> [O QUE FAZER]:
Copie do texto fornecido, sem qualquer alteração, o trecho que começa com as palavras "De acordo com" e vai até "do bem-estar social.".
___ TEXTO FORNECIDO ___
Na obra, as autoras (re)criam cenários resultantes dos ataques terroristas em Cabo Delgado, com o objetivo de sensibilizar sobre os males da guerra. O enredo centra-se na narrativa de Aisha, uma criança altruísta, de apenas 11 de idade, cujos sonhos são abalados pela insurgência.

De acordo com Eliane Butelane, o livro apresenta um misto de sensações, espaços e momentos, na ideia de chamar a atenção para a necessidade da manutenção do bem-estar social.

“Escrever o livro foi um processo de introspecção, onde pude descobrir mais de mim mesma de uma forma altruísta na tentativa de compreender a tristeza, sentir o sofrimento causado pela situação dos insurgentes”, avança a autora, a descrever o processo de produção da obra como um momento de aprendizado.

Eliane Lúcia Leonardo Butelane nasceu a 07 de Julho de 2004, em Maputo. Encantou-se pelo universo da literatura na infância, tendo começado a rabiscar com 9 anos de idade. Em 2015, entrou no grupo de poesia da sua antiga escola, Escola Primária Completa da Imaculada, e desde então foi reafirmando a sua paixão pela literatura. Continuou o percurso na Escola Secundária Força do Povo, onde, em 2021, conquistou o primeiro lugar da categoria de prosa, por ocasião da Feira do Livro de Maputo, com o conto “Iguais”.  No mesmo ano, foi também uma das vencedoras do concurso literário FLIK e participou na Antologia Pátria Amada. Actualmente é estudante do curso de Licenciatura em Relações Internacionais e Diplomacia na Universidade JoaquimChissano.

Natacha Albertina Jalane nascida aos 16/09/2004, é estudante e residente na Cidade de Maputo, Moçambique. No ano de 2021, foi uma das vencedoras do concurso literário Flik da edição de 2021. Vagou durante anos nas profundezas dos seus pensamentos abstratos sem direcção alguma perguntando se algum dia haveria alguma razão da sua existência, um mundo livre em que as milhares dela possam coexistir e ganhar vida. Desesperada e perdida sem brilho, sonhos, sem um pingo de interesse na vida até que um dia uma luz brilhou! Uma nova porta se abriu perante os seus olhos era um novo mundo, onde ela podia ser livre não só ela mas as milhares dela que habitam nela a arte.
___ ENTRADAS DE DADOS ___
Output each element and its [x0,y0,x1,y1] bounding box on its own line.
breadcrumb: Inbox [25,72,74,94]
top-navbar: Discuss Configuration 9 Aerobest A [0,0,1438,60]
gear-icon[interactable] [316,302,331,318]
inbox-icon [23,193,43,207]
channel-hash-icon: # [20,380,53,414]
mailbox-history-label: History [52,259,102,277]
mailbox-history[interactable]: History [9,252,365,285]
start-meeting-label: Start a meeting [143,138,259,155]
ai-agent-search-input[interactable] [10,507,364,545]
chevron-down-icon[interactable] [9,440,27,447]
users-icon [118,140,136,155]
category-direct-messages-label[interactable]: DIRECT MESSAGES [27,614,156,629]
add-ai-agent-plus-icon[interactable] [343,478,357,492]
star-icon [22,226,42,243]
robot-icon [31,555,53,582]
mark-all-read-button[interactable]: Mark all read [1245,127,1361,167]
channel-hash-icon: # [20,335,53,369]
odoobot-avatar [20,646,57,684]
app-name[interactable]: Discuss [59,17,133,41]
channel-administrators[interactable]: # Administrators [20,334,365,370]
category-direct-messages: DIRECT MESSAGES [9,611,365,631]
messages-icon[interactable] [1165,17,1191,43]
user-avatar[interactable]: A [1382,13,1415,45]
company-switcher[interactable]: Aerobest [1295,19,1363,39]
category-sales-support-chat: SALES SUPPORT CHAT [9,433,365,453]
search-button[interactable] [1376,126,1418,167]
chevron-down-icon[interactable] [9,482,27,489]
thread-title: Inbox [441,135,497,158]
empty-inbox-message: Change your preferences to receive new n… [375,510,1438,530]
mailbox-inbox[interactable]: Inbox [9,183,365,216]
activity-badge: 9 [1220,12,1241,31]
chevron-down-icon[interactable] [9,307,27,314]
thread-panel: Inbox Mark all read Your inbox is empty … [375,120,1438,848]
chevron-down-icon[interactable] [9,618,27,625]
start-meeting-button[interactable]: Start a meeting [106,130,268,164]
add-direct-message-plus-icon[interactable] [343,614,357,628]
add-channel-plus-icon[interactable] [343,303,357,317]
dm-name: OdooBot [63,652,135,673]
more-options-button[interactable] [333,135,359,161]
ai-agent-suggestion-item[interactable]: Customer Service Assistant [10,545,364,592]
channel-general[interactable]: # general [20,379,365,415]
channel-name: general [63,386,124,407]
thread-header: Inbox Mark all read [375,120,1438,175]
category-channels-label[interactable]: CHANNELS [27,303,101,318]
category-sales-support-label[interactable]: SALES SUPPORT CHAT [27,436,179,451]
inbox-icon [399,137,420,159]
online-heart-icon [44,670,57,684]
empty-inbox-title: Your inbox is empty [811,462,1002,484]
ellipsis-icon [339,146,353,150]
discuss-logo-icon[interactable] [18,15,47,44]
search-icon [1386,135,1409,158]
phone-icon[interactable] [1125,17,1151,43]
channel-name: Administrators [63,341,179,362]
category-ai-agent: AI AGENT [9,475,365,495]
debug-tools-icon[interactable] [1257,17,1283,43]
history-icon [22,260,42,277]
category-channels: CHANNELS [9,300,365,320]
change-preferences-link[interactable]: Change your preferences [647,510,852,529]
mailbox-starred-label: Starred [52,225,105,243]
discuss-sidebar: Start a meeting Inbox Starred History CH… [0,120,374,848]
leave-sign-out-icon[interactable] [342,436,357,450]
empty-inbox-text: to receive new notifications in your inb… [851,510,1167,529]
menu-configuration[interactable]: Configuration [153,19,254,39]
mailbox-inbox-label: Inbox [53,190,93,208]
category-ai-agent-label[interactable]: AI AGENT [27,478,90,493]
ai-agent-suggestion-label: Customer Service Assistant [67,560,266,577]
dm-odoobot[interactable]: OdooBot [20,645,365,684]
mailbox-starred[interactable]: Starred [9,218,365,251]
___
> [RESOLUÇÃO DO EXERCÍCIO]:
De acordo com Eliane Butelane, o livro apresenta um misto de sensações, espaços e momentos, na ideia de chamar a atenção para a necessidade da manutenção do bem-estar social.